TASK TO COMPLETE: Pick out the lines below with "this" and list them.

Records about charts and figures:
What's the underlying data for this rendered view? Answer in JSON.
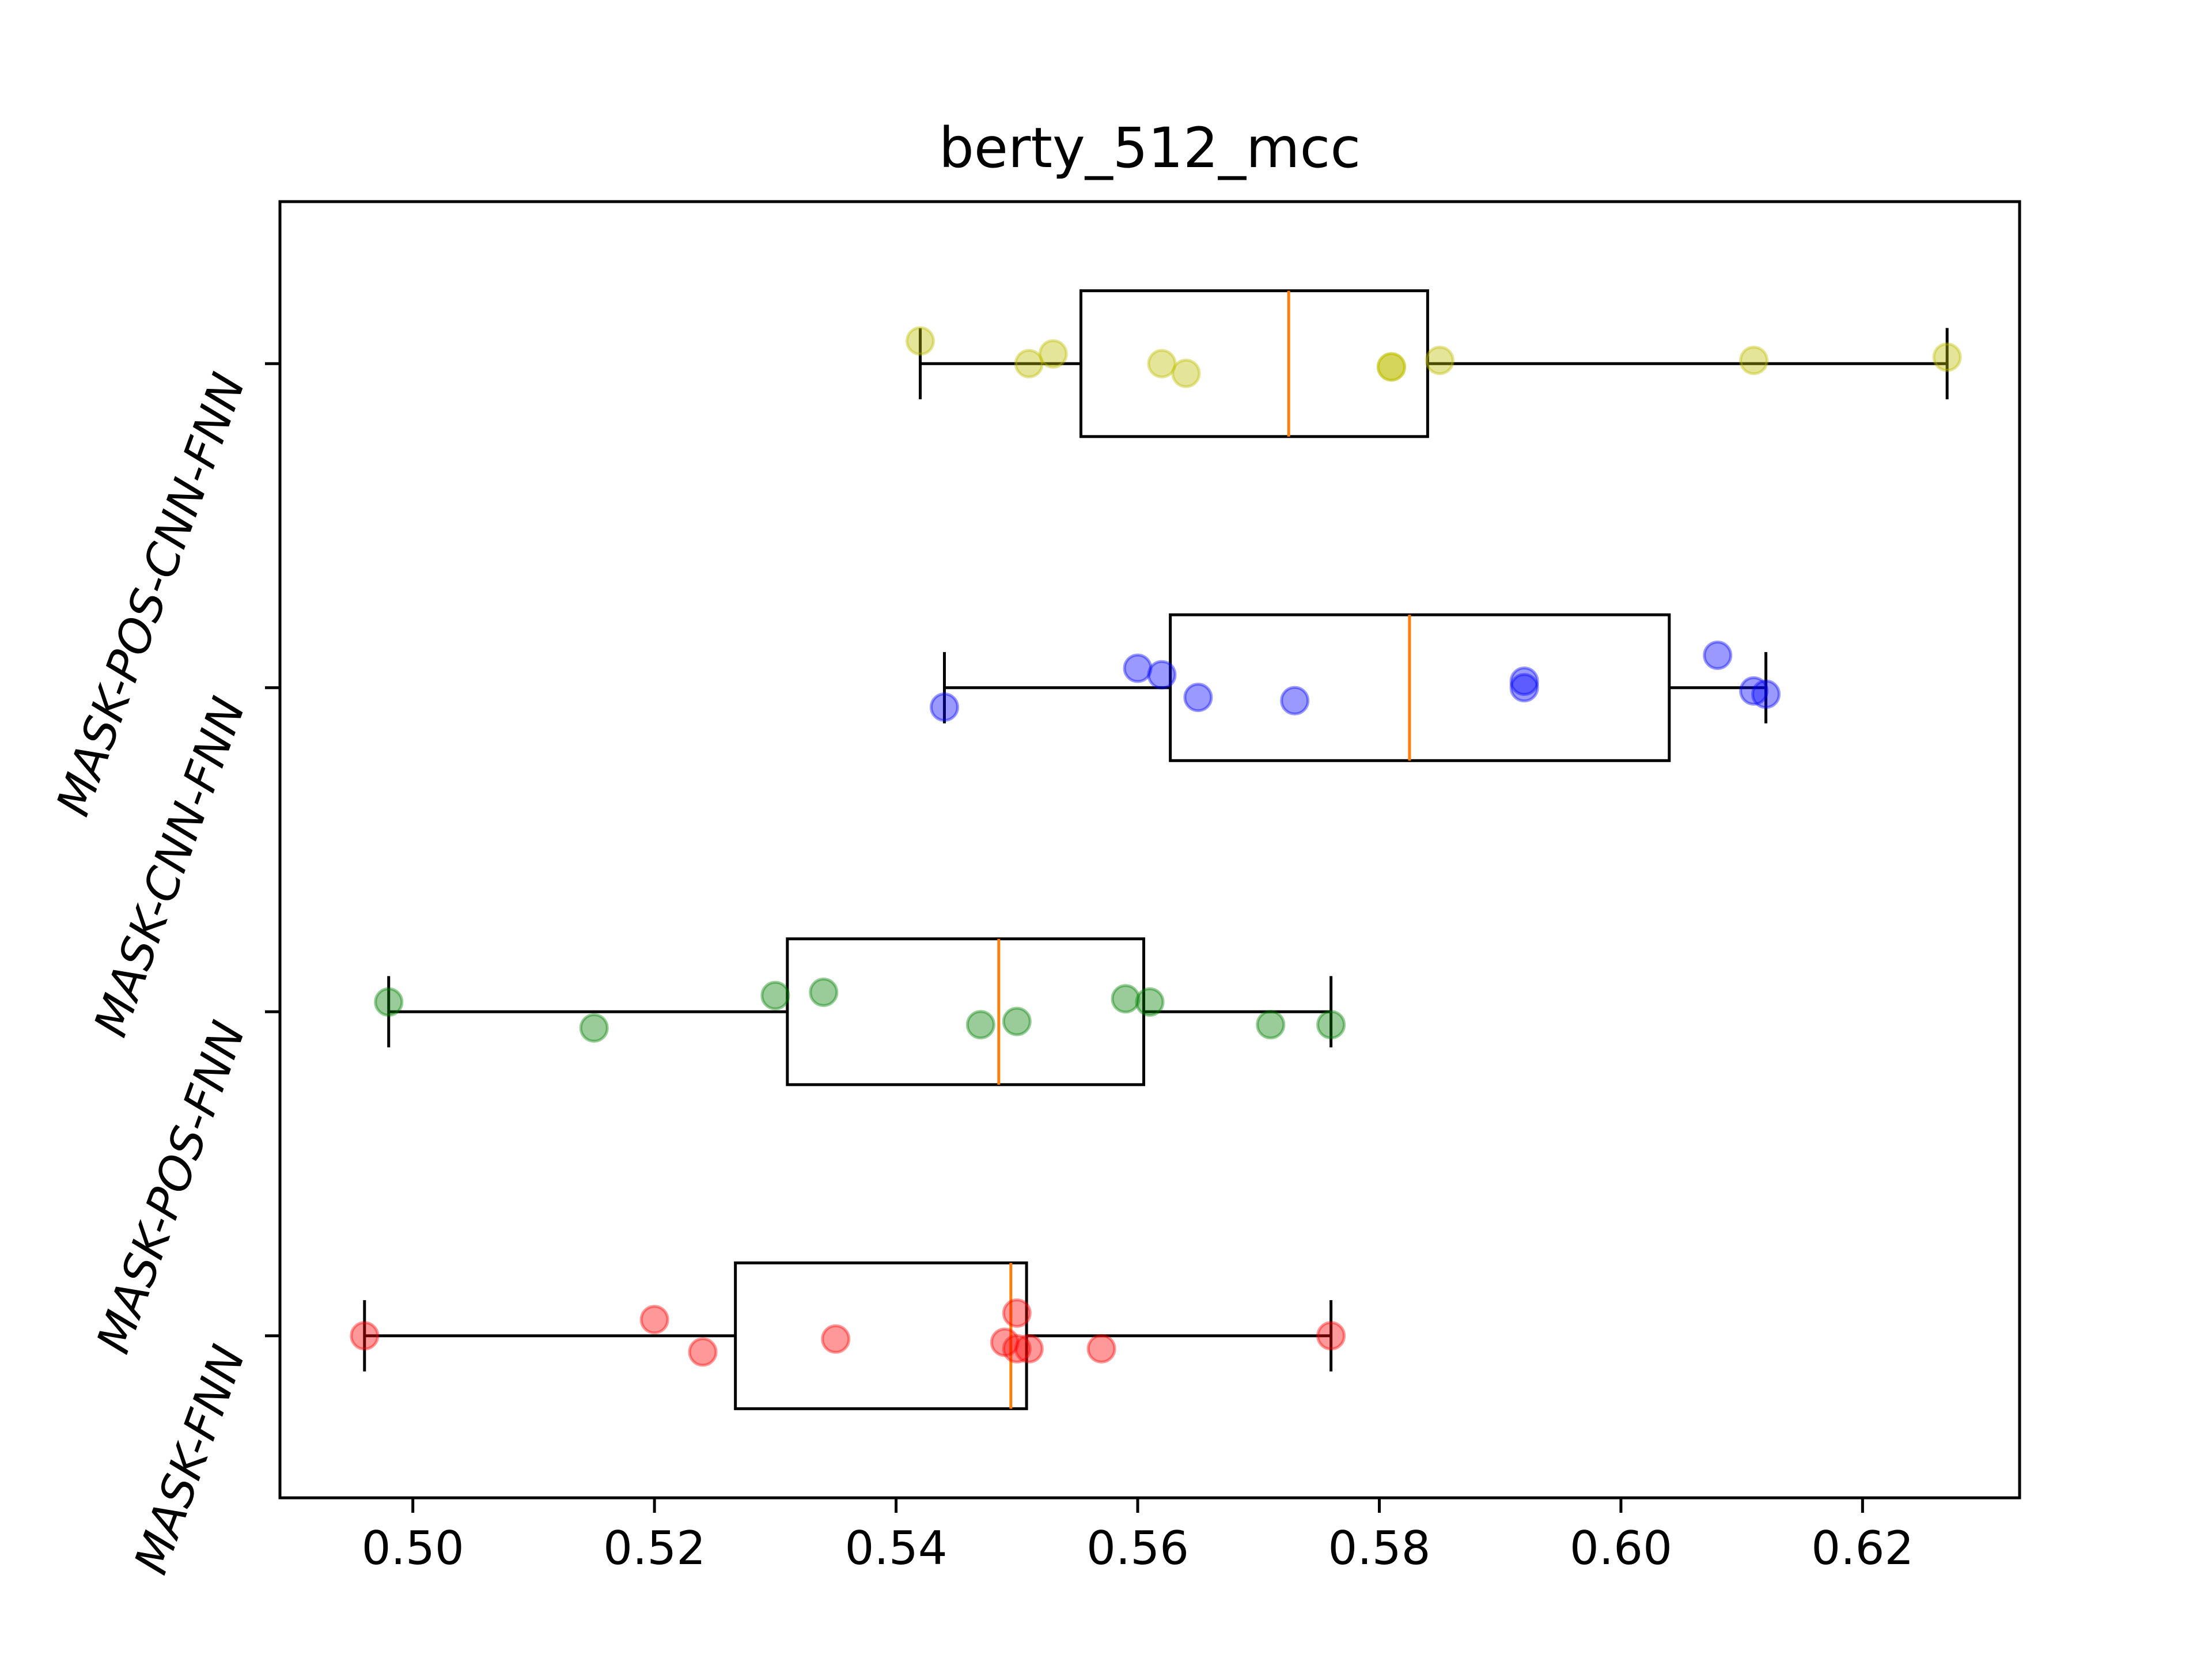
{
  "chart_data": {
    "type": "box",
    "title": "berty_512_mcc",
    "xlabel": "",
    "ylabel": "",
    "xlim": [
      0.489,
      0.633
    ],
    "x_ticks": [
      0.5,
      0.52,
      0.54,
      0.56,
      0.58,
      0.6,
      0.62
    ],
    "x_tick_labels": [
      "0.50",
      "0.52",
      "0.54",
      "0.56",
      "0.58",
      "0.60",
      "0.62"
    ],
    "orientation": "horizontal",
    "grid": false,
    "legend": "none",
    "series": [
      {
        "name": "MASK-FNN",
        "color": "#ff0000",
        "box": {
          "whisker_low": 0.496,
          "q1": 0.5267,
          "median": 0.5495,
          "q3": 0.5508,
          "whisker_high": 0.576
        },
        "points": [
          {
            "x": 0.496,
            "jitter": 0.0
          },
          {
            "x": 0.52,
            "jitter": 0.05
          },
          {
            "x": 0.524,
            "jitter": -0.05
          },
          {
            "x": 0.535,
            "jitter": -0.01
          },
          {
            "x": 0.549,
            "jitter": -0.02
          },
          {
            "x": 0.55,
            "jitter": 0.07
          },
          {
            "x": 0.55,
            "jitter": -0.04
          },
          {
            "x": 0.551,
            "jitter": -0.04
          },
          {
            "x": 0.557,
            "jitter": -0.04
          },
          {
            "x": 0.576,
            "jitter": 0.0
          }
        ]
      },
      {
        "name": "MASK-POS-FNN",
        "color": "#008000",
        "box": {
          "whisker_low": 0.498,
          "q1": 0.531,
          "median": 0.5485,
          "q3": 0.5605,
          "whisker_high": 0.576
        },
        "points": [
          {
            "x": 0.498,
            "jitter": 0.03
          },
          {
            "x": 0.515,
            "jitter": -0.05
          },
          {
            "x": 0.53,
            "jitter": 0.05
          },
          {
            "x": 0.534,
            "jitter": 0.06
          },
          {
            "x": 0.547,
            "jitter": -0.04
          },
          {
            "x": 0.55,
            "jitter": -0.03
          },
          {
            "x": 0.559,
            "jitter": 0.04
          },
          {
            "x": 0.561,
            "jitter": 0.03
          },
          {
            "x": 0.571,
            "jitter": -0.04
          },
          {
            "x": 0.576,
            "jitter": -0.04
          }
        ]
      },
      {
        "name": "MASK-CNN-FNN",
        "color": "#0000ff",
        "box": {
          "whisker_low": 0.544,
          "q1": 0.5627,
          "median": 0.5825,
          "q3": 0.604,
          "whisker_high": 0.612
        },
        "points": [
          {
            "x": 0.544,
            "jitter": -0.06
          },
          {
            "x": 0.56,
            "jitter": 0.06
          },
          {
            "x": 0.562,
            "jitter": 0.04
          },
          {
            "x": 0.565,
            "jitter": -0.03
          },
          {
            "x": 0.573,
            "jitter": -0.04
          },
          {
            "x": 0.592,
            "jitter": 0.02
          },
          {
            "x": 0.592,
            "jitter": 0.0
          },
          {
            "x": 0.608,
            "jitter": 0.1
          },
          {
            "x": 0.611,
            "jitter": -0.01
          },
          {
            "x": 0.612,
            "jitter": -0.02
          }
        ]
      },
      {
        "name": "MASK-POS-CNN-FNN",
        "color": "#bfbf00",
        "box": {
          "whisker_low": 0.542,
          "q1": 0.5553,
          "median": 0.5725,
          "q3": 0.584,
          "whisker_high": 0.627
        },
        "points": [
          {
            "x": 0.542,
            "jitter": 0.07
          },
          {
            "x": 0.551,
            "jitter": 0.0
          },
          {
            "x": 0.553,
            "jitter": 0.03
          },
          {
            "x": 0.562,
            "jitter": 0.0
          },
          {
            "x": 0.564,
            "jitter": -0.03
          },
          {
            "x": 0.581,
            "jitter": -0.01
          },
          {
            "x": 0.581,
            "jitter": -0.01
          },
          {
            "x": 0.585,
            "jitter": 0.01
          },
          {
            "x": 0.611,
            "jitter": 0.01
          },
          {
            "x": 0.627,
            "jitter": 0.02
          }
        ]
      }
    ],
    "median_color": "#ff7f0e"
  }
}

---

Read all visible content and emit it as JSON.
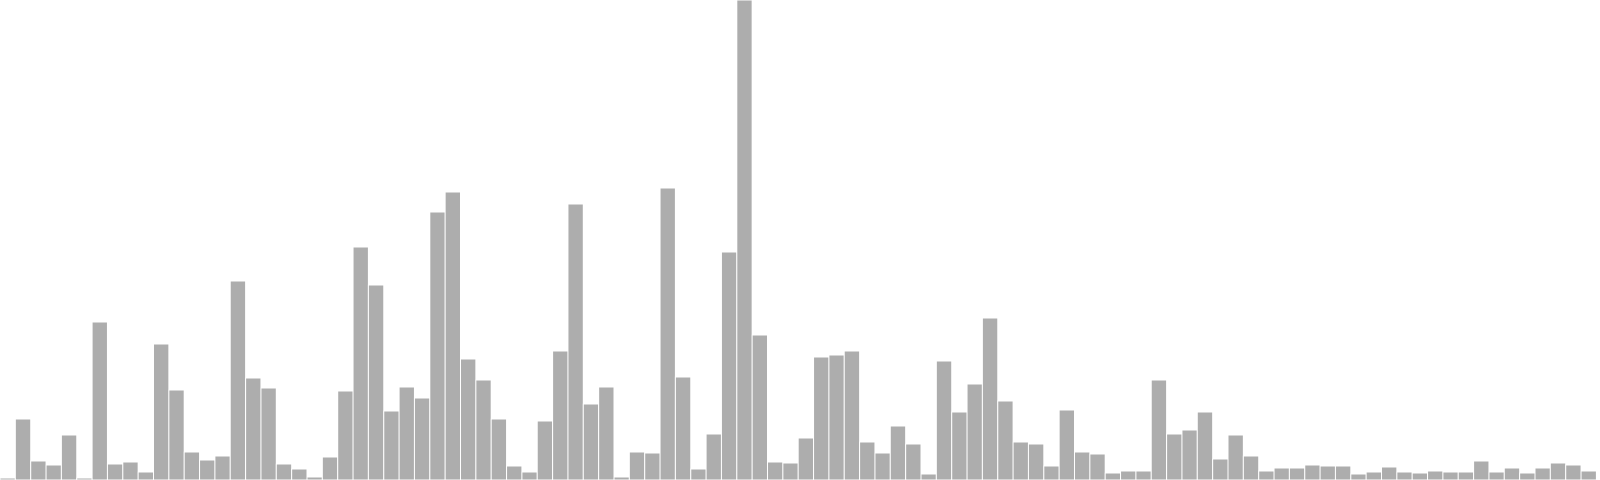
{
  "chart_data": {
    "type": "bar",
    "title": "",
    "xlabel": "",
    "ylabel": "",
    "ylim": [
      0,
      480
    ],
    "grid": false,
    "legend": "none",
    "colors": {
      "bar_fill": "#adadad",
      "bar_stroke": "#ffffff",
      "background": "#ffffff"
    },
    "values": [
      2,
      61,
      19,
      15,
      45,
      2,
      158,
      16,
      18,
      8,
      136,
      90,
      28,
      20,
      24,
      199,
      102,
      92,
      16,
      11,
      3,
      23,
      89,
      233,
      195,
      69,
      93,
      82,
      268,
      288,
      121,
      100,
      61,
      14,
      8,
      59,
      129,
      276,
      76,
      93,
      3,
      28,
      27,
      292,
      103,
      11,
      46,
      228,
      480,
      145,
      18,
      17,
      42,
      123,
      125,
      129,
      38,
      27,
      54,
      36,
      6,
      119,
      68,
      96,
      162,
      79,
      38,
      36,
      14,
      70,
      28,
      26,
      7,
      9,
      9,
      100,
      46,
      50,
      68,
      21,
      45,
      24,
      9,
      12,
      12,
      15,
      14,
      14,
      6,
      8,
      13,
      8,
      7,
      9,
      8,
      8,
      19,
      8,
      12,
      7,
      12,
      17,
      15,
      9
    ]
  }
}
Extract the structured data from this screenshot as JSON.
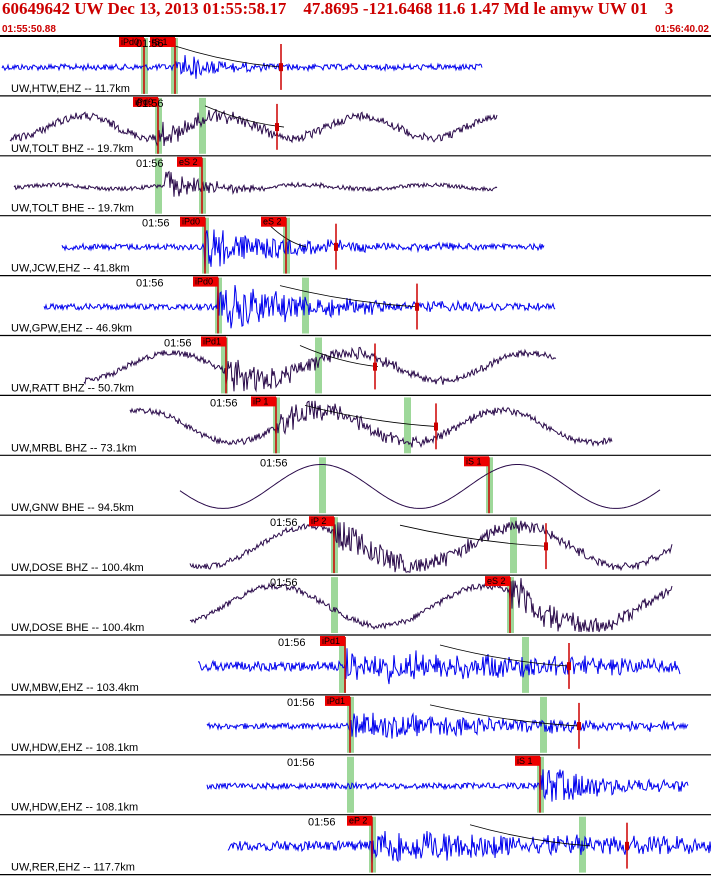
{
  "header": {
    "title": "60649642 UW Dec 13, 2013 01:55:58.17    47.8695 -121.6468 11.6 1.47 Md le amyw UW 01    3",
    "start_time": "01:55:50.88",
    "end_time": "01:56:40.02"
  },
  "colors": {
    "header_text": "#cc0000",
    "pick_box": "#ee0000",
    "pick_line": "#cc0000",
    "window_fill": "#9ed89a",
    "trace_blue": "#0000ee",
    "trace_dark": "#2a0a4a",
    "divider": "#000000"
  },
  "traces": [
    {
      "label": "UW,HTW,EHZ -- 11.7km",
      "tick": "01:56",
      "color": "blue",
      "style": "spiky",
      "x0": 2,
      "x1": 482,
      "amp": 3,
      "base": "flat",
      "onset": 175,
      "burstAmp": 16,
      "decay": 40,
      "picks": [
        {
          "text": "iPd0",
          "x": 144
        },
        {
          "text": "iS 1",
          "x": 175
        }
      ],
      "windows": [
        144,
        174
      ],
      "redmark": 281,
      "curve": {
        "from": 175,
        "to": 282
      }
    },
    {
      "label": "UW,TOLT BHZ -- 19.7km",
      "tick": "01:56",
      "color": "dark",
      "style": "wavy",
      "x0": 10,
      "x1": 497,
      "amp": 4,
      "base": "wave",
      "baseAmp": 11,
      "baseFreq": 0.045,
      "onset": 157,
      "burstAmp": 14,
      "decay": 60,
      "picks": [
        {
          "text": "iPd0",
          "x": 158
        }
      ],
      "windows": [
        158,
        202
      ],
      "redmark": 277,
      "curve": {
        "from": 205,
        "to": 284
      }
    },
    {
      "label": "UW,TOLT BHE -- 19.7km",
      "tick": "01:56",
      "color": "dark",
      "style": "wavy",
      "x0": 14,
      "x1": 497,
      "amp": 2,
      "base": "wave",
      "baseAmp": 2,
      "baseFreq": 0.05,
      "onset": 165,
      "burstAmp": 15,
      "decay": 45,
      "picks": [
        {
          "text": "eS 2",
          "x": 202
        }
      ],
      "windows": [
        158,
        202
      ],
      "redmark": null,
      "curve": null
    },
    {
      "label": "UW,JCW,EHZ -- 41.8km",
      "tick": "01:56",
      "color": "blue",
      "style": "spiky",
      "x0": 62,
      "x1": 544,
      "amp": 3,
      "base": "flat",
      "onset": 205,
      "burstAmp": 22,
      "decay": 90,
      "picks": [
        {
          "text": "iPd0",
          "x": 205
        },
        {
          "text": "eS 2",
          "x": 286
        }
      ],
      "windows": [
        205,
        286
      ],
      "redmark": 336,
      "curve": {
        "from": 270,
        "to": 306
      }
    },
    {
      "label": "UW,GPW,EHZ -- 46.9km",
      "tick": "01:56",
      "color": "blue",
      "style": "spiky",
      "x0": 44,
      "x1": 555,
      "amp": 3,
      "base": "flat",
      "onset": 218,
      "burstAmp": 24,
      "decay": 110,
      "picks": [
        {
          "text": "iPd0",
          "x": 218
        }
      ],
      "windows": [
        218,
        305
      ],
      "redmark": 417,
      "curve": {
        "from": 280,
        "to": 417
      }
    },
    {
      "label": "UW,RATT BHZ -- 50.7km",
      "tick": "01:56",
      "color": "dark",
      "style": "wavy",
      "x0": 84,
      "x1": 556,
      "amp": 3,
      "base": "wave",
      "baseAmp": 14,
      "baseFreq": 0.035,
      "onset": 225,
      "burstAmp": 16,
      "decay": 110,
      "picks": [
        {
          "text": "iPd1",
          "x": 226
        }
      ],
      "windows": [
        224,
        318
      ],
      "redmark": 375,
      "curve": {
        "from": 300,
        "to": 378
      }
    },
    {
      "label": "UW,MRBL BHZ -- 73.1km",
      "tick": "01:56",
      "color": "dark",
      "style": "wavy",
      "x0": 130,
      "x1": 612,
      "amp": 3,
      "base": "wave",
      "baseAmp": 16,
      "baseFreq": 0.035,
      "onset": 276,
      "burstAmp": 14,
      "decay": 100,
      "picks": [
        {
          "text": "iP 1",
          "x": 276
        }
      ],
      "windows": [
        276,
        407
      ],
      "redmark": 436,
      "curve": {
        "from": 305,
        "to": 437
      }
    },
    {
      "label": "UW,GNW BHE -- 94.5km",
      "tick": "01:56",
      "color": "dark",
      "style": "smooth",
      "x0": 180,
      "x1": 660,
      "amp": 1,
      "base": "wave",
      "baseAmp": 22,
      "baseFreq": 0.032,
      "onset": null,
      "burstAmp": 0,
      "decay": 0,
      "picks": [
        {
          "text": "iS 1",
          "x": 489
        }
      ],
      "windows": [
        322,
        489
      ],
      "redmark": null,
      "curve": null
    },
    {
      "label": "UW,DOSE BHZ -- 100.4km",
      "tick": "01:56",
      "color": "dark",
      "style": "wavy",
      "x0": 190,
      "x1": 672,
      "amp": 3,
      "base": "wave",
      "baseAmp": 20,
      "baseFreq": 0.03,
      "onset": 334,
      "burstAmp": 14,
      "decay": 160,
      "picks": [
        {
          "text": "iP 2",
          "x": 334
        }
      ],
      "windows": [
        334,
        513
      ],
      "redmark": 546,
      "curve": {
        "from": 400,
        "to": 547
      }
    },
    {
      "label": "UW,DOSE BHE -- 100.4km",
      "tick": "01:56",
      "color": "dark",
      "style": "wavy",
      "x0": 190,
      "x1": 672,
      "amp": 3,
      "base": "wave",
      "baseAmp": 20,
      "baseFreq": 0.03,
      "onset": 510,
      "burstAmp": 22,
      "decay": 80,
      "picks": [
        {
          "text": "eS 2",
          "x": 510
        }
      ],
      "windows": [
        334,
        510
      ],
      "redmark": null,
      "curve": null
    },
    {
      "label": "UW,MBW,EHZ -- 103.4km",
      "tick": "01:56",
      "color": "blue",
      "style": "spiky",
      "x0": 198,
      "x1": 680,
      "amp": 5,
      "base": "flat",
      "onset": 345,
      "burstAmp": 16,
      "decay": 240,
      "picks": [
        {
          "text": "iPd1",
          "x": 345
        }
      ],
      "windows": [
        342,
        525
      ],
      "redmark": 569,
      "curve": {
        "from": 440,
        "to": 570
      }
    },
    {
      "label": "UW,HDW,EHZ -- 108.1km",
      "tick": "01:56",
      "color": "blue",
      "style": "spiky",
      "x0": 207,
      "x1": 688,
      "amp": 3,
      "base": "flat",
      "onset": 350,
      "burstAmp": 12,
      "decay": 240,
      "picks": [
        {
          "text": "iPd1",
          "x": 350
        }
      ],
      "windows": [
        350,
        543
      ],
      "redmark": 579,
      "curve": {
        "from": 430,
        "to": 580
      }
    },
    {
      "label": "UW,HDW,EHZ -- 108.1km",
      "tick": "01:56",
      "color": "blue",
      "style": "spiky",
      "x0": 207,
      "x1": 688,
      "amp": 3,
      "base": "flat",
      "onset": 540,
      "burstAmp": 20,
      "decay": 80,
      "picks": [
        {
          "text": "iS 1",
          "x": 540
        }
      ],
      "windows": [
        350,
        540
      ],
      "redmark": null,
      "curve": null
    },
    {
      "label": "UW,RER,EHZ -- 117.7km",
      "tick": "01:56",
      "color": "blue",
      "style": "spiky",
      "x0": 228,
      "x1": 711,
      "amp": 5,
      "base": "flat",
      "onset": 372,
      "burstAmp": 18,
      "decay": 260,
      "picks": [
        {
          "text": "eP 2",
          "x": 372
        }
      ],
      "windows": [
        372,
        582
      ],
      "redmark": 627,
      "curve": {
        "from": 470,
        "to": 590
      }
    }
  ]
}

TASK SOLUTION:
What's the underlying data for this rendered view? Answer in JSON.
Extract the structured data from this screenshot as JSON.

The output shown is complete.